Entries provided:
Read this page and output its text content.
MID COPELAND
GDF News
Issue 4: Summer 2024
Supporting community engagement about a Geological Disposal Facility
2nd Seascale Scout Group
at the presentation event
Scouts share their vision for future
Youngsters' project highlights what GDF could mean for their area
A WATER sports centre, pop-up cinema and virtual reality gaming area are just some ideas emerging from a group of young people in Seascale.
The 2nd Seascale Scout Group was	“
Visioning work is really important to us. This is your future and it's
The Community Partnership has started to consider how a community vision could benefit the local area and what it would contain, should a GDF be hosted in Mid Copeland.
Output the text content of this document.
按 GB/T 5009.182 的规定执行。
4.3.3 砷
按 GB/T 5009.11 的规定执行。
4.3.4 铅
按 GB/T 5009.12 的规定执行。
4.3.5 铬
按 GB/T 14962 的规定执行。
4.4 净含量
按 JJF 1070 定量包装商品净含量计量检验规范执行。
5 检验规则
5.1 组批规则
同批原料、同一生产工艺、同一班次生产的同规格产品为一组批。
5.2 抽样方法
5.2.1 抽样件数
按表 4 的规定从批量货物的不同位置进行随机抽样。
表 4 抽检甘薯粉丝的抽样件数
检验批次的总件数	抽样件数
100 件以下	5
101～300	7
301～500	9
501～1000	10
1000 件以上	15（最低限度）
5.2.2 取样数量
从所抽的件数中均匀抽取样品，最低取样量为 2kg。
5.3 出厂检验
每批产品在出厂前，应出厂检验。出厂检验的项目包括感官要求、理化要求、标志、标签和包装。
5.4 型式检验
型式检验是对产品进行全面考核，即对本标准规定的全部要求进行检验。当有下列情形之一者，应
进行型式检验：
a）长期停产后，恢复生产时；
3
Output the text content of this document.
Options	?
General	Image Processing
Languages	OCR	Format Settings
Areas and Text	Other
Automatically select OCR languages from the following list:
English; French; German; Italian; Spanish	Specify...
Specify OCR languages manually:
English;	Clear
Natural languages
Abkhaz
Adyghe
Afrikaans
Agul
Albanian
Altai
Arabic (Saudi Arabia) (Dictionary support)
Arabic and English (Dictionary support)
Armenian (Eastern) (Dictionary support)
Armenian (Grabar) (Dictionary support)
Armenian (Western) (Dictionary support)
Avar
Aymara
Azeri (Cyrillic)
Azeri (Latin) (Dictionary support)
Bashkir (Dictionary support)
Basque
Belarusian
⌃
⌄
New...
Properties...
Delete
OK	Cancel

What the task asks: Using the entries above, find all lines with "的规定执行". Copy them.

Result:
按 GB/T 5009.182 的规定执行。
按 GB/T 5009.11 的规定执行。
按 GB/T 5009.12 的规定执行。
按 GB/T 14962 的规定执行。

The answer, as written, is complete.